# [Work to do]
Using the listing below, extract each line that has the word "safe" in it.

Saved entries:
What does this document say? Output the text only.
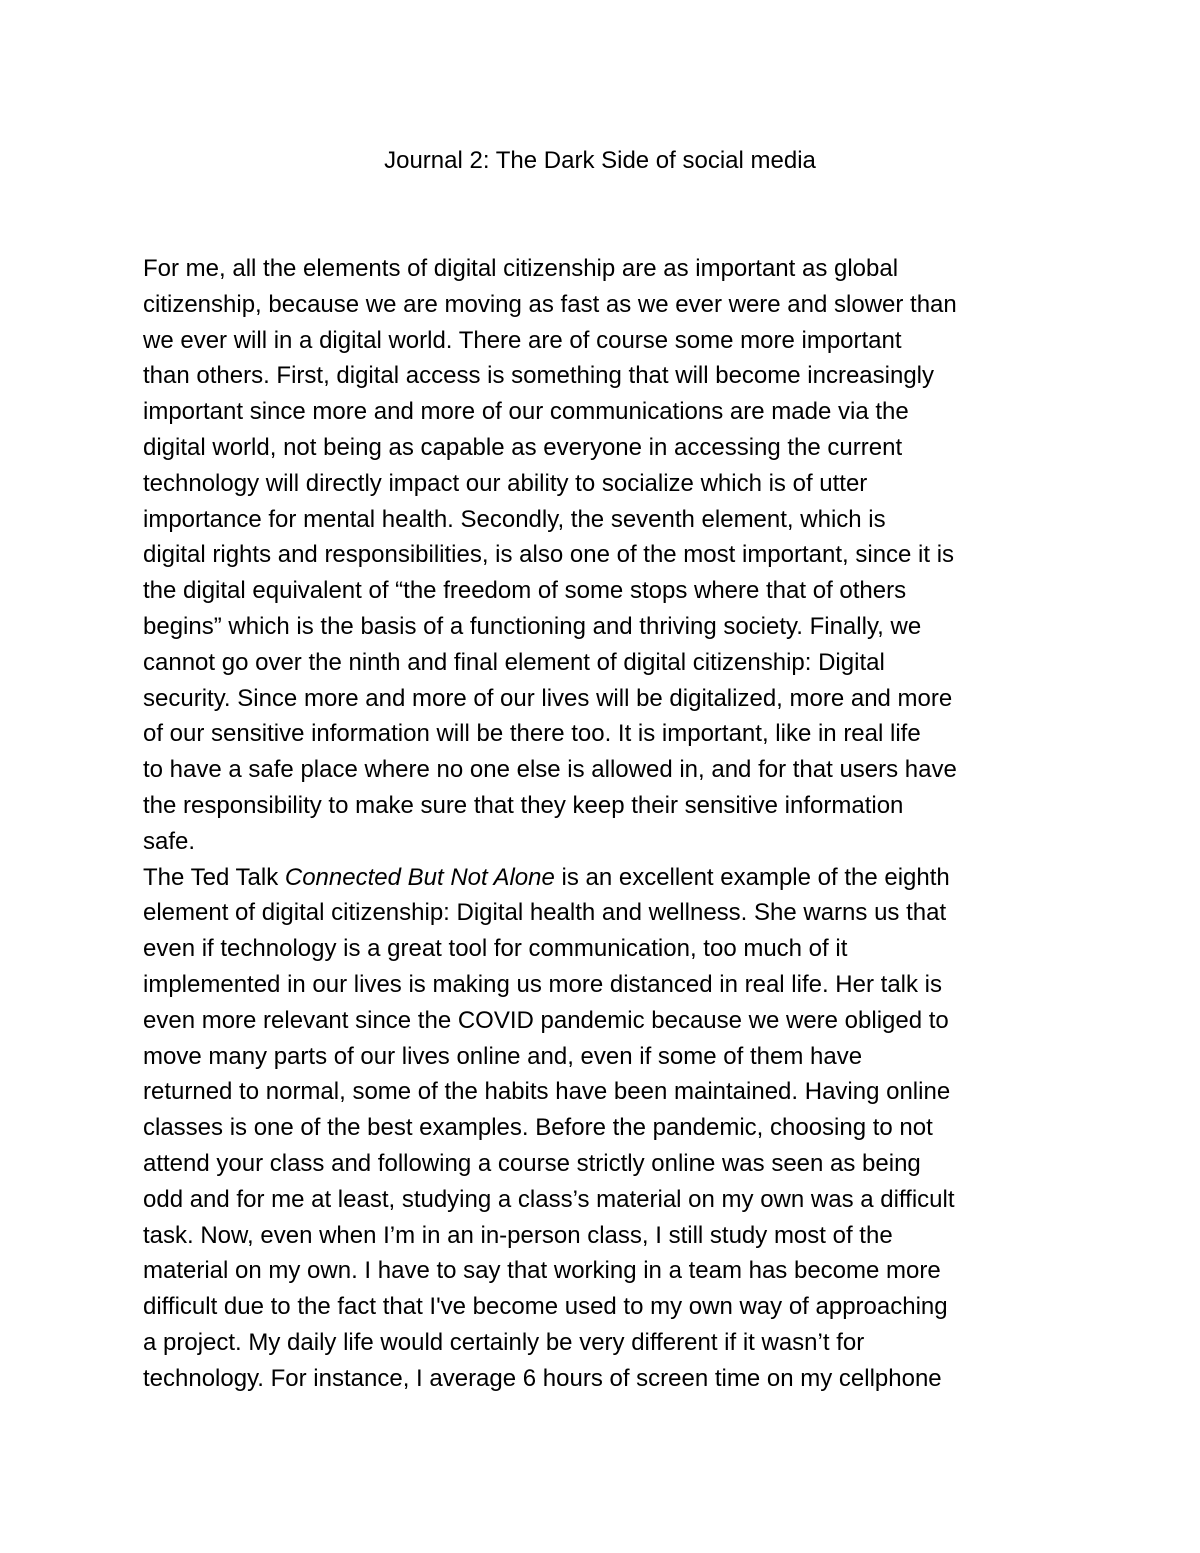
Journal 2: The Dark Side of social media
For me, all the elements of digital citizenship are as important as global
citizenship, because we are moving as fast as we ever were and slower than
we ever will in a digital world. There are of course some more important
than others. First, digital access is something that will become increasingly
important since more and more of our communications are made via the
digital world, not being as capable as everyone in accessing the current
technology will directly impact our ability to socialize which is of utter
importance for mental health. Secondly, the seventh element, which is
digital rights and responsibilities, is also one of the most important, since it is
the digital equivalent of “the freedom of some stops where that of others
begins” which is the basis of a functioning and thriving society. Finally, we
cannot go over the ninth and final element of digital citizenship: Digital
security. Since more and more of our lives will be digitalized, more and more
of our sensitive information will be there too. It is important, like in real life
to have a safe place where no one else is allowed in, and for that users have
the responsibility to make sure that they keep their sensitive information
safe.
The Ted Talk Connected But Not Alone is an excellent example of the eighth
element of digital citizenship: Digital health and wellness. She warns us that
even if technology is a great tool for communication, too much of it
implemented in our lives is making us more distanced in real life. Her talk is
even more relevant since the COVID pandemic because we were obliged to
move many parts of our lives online and, even if some of them have
returned to normal, some of the habits have been maintained. Having online
classes is one of the best examples. Before the pandemic, choosing to not
attend your class and following a course strictly online was seen as being
odd and for me at least, studying a class’s material on my own was a difficult
task. Now, even when I’m in an in-person class, I still study most of the
material on my own. I have to say that working in a team has become more
difficult due to the fact that I've become used to my own way of approaching
a project. My daily life would certainly be very different if it wasn’t for
technology. For instance, I average 6 hours of screen time on my cellphone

# [Answer for the task]
to have a safe place where no one else is allowed in, and for that users have
safe.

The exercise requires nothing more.